__Given exercise__.
Drop all images and give the records again exactly.

__Extracted data__.
## Start
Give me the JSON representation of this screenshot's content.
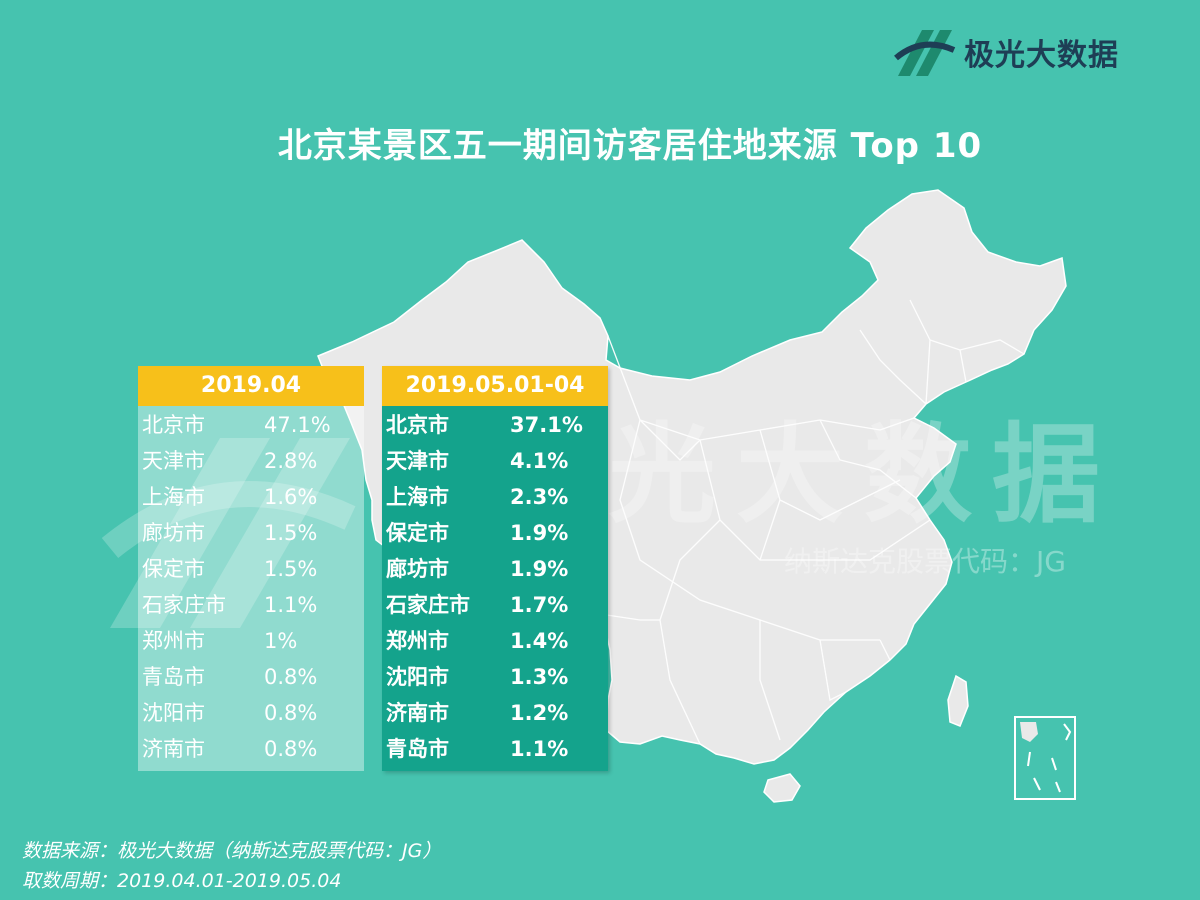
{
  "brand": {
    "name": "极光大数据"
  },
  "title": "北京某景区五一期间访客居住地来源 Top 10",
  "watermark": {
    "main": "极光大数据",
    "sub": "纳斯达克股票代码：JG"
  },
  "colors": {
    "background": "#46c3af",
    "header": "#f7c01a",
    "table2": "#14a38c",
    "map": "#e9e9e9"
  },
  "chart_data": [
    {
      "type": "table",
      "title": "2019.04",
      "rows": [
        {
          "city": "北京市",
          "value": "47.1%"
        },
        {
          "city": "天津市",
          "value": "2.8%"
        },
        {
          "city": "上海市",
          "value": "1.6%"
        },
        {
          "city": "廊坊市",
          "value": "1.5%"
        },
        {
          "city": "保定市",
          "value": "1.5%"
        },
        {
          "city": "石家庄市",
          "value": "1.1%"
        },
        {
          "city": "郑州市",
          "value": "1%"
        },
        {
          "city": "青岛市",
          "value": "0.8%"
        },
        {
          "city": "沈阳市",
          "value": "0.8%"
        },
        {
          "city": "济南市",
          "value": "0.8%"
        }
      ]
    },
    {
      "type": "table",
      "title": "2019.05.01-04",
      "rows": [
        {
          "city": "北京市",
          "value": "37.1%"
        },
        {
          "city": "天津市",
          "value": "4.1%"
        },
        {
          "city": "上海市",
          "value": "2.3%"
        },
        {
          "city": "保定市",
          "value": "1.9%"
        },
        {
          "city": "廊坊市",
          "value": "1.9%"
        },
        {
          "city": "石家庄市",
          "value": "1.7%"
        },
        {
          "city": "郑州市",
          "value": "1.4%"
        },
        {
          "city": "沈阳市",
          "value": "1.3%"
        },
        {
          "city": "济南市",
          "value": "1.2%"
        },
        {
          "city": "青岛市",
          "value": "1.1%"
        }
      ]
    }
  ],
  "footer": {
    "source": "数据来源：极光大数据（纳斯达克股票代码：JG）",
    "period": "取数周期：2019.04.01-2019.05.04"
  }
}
## End
__Task response__.
Give me the JSON representation of this screenshot's content.
{
  "brand": {
    "name": "极光大数据"
  },
  "title": "北京某景区五一期间访客居住地来源 Top 10",
  "watermark": {
    "main": "极光大数据",
    "sub": "纳斯达克股票代码：JG"
  },
  "colors": {
    "background": "#46c3af",
    "header": "#f7c01a",
    "table2": "#14a38c",
    "map": "#e9e9e9"
  },
  "chart_data": [
    {
      "type": "table",
      "title": "2019.04",
      "rows": [
        {
          "city": "北京市",
          "value": "47.1%"
        },
        {
          "city": "天津市",
          "value": "2.8%"
        },
        {
          "city": "上海市",
          "value": "1.6%"
        },
        {
          "city": "廊坊市",
          "value": "1.5%"
        },
        {
          "city": "保定市",
          "value": "1.5%"
        },
        {
          "city": "石家庄市",
          "value": "1.1%"
        },
        {
          "city": "郑州市",
          "value": "1%"
        },
        {
          "city": "青岛市",
          "value": "0.8%"
        },
        {
          "city": "沈阳市",
          "value": "0.8%"
        },
        {
          "city": "济南市",
          "value": "0.8%"
        }
      ]
    },
    {
      "type": "table",
      "title": "2019.05.01-04",
      "rows": [
        {
          "city": "北京市",
          "value": "37.1%"
        },
        {
          "city": "天津市",
          "value": "4.1%"
        },
        {
          "city": "上海市",
          "value": "2.3%"
        },
        {
          "city": "保定市",
          "value": "1.9%"
        },
        {
          "city": "廊坊市",
          "value": "1.9%"
        },
        {
          "city": "石家庄市",
          "value": "1.7%"
        },
        {
          "city": "郑州市",
          "value": "1.4%"
        },
        {
          "city": "沈阳市",
          "value": "1.3%"
        },
        {
          "city": "济南市",
          "value": "1.2%"
        },
        {
          "city": "青岛市",
          "value": "1.1%"
        }
      ]
    }
  ],
  "footer": {
    "source": "数据来源：极光大数据（纳斯达克股票代码：JG）",
    "period": "取数周期：2019.04.01-2019.05.04"
  }
}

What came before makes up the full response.